## THE REQUEST
State how many lines in the records hold the word "litere", giving the number and no other text.
— BEGIN —
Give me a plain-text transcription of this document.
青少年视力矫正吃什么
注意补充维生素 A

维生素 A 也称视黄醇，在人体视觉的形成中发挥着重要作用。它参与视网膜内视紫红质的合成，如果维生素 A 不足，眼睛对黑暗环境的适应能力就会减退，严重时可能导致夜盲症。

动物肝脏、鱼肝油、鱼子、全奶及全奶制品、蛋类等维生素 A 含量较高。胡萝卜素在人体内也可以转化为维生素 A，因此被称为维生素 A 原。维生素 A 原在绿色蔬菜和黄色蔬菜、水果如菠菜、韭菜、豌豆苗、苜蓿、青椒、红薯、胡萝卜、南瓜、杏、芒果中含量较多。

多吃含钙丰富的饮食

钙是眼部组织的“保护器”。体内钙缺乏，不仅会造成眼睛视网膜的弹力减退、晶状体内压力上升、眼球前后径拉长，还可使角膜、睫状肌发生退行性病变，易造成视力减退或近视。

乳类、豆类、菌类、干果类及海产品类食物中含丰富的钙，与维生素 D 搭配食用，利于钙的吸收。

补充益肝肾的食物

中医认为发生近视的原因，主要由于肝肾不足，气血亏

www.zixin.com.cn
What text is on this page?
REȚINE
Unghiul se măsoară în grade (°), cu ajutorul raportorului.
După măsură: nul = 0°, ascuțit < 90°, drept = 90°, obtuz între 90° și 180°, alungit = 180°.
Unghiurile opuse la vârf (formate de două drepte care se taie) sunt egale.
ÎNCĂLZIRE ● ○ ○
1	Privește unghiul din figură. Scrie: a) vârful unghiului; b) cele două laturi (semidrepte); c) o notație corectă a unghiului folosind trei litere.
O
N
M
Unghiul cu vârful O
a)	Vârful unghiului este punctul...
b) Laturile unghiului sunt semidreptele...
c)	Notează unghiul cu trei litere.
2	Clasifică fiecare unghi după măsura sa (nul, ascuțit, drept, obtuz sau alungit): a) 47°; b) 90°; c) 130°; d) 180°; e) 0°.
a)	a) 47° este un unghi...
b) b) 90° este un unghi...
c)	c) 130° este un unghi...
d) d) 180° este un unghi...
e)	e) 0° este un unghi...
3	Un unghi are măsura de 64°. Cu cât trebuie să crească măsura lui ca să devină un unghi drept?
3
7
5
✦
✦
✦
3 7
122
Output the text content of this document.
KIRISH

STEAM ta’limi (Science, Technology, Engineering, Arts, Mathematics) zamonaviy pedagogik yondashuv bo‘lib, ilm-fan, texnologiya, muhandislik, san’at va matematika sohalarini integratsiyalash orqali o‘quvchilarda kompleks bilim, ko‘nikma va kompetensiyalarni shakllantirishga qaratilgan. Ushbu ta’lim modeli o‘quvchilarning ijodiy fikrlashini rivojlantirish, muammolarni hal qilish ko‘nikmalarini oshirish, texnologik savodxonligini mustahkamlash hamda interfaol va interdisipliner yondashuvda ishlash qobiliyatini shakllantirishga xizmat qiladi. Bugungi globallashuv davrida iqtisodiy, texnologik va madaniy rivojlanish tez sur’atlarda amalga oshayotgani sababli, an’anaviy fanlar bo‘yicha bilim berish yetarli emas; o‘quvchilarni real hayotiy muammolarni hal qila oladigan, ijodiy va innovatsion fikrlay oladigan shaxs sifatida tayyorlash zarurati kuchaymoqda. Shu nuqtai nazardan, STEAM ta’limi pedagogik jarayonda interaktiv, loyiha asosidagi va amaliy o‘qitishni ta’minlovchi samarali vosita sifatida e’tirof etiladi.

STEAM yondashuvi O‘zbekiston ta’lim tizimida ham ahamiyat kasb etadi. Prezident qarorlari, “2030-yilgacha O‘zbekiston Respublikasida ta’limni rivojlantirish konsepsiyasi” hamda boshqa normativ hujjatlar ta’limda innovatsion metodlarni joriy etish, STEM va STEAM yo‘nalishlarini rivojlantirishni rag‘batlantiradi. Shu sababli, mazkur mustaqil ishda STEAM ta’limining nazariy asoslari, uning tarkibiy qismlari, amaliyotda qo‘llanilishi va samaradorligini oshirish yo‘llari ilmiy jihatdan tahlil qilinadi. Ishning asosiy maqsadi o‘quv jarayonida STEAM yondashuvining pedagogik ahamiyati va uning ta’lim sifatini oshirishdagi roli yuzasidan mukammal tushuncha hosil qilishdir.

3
— END —
## RESPONSE TO THE EXERCISE
2